(Stored data)
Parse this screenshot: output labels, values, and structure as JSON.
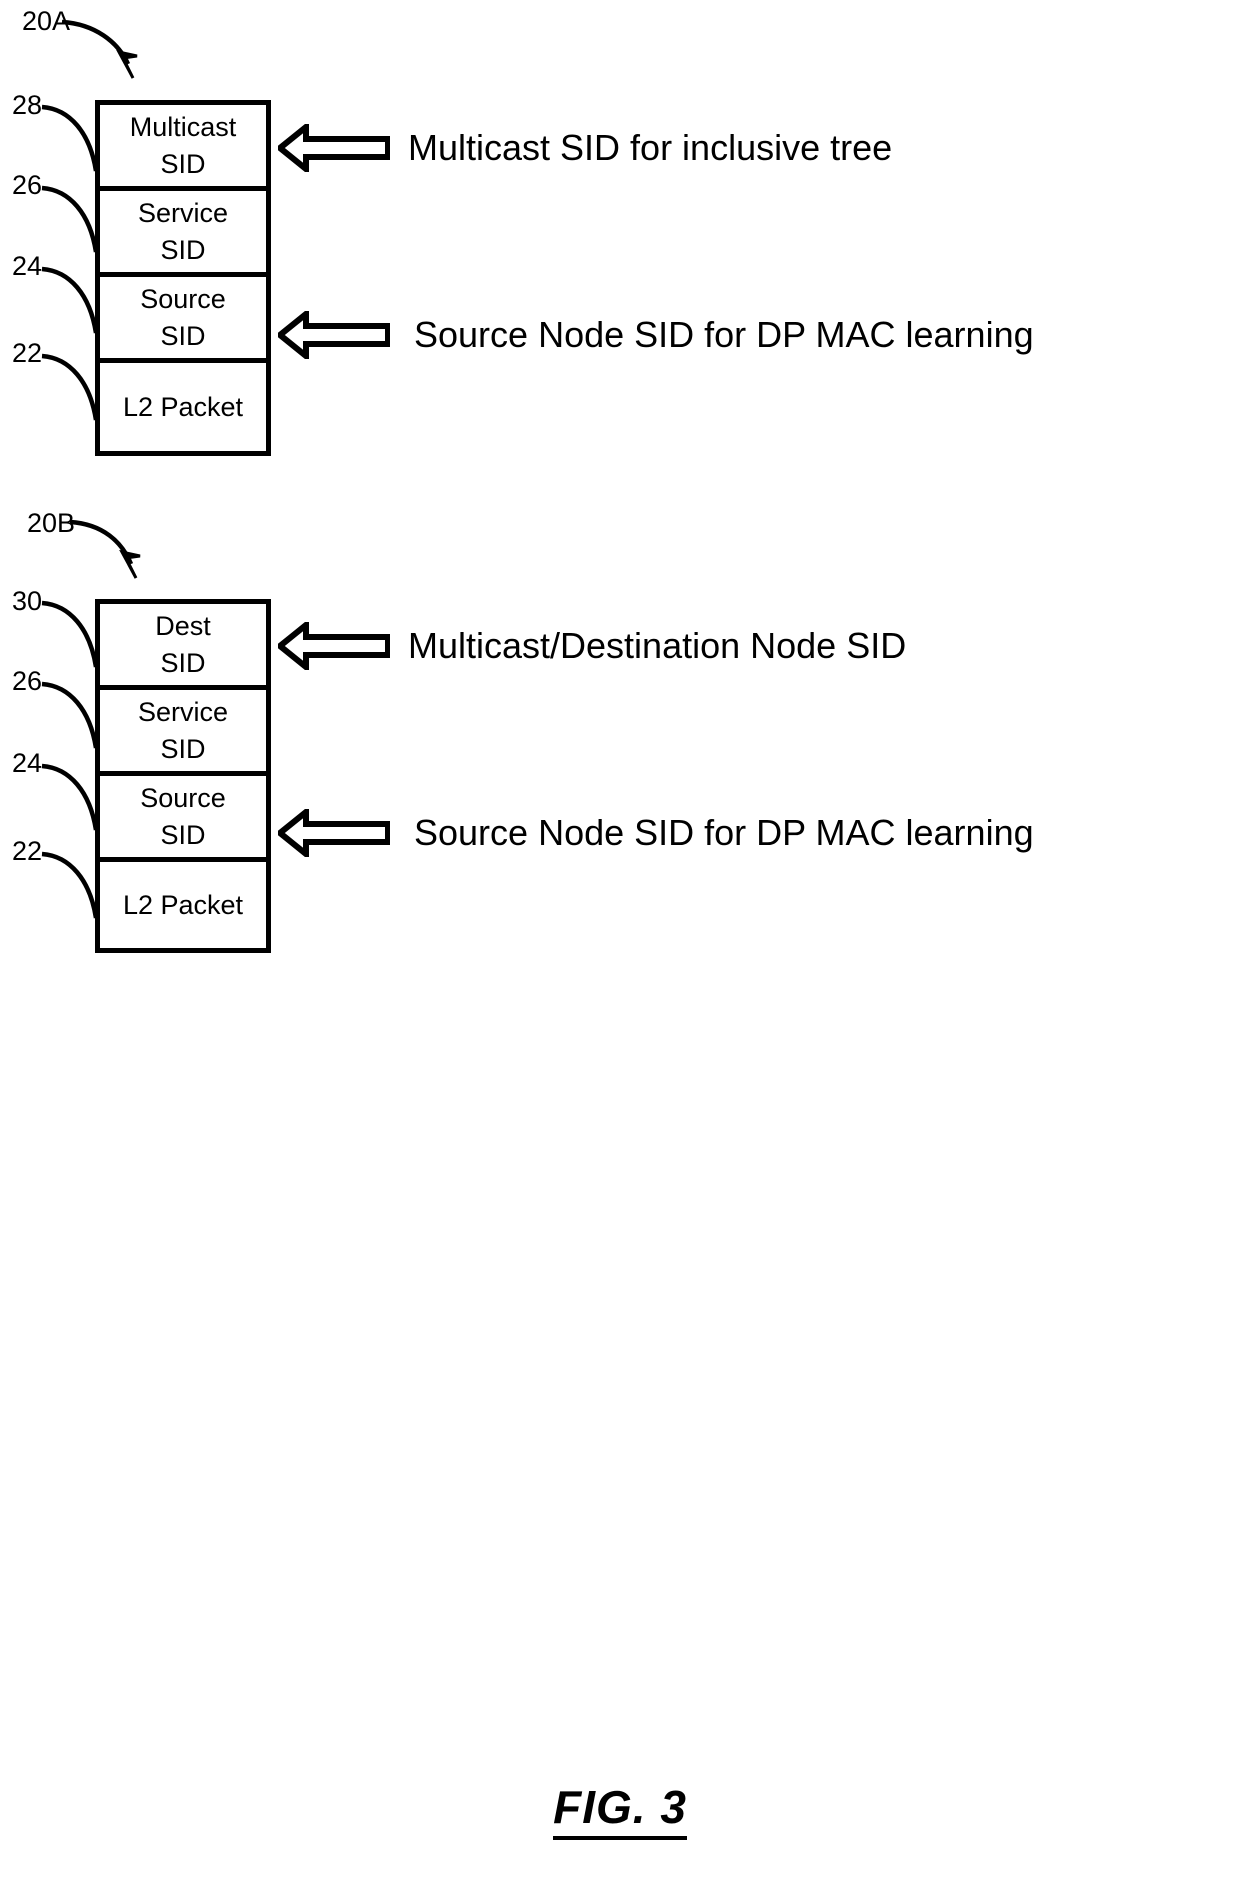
{
  "figure": {
    "caption": "FIG. 3",
    "stacks": [
      {
        "id": "20A",
        "id_label": "20A",
        "cells": [
          {
            "ref": "28",
            "lines": [
              "Multicast",
              "SID"
            ]
          },
          {
            "ref": "26",
            "lines": [
              "Service",
              "SID"
            ]
          },
          {
            "ref": "24",
            "lines": [
              "Source",
              "SID"
            ]
          },
          {
            "ref": "22",
            "lines": [
              "L2 Packet"
            ]
          }
        ],
        "callouts": [
          {
            "target_ref": "28",
            "text": "Multicast SID for inclusive tree"
          },
          {
            "target_ref": "24",
            "text": "Source Node SID for DP MAC learning"
          }
        ]
      },
      {
        "id": "20B",
        "id_label": "20B",
        "cells": [
          {
            "ref": "30",
            "lines": [
              "Dest",
              "SID"
            ]
          },
          {
            "ref": "26",
            "lines": [
              "Service",
              "SID"
            ]
          },
          {
            "ref": "24",
            "lines": [
              "Source",
              "SID"
            ]
          },
          {
            "ref": "22",
            "lines": [
              "L2 Packet"
            ]
          }
        ],
        "callouts": [
          {
            "target_ref": "30",
            "text": "Multicast/Destination Node SID"
          },
          {
            "target_ref": "24",
            "text": "Source Node SID for DP MAC learning"
          }
        ]
      }
    ],
    "colors": {
      "ink": "#000000",
      "paper": "#ffffff"
    }
  }
}
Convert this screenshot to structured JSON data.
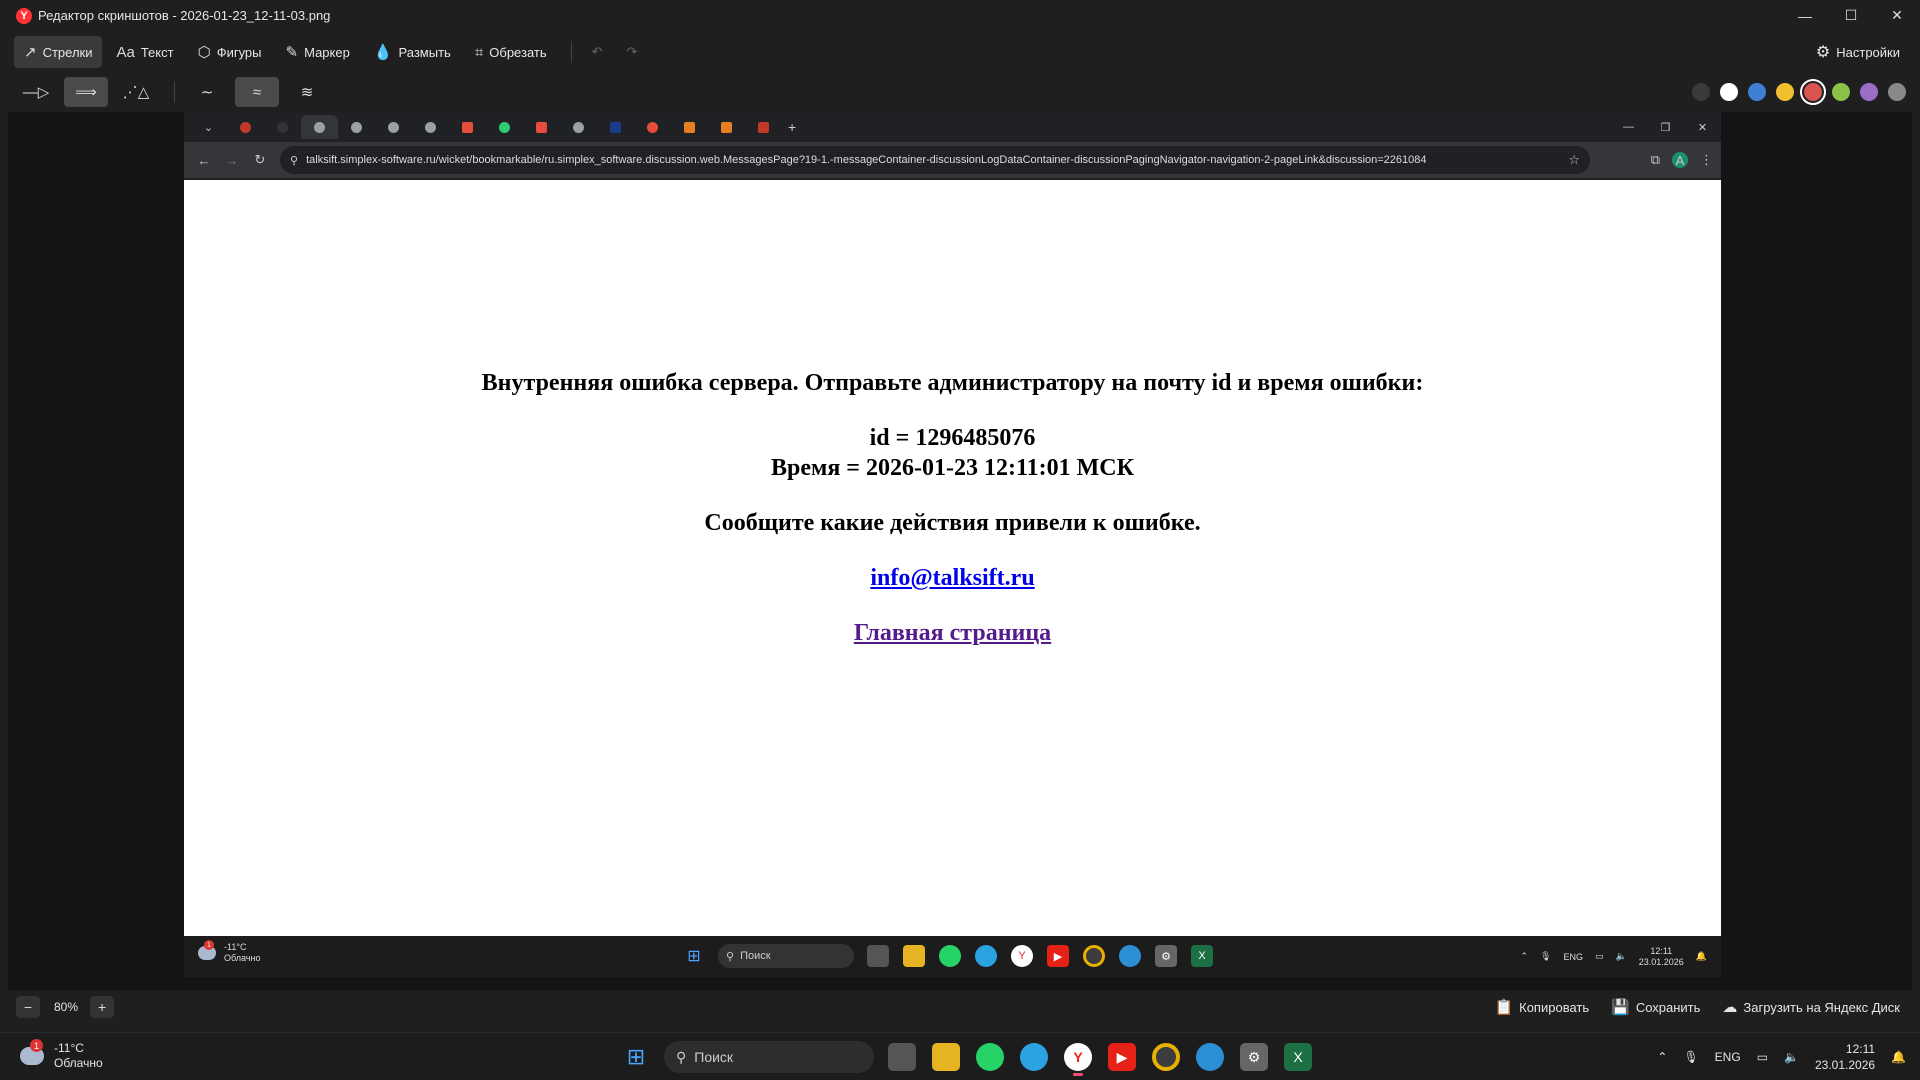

**GOAL OF THE EXERCISE**. Search the entries for the word "screenshot" and copy every line that has it.

**OUTPUT OF THE TASK**.
Parse this screenshot: output labels, values, and structure as JSON.
Convert this screenshot to structured JSON data.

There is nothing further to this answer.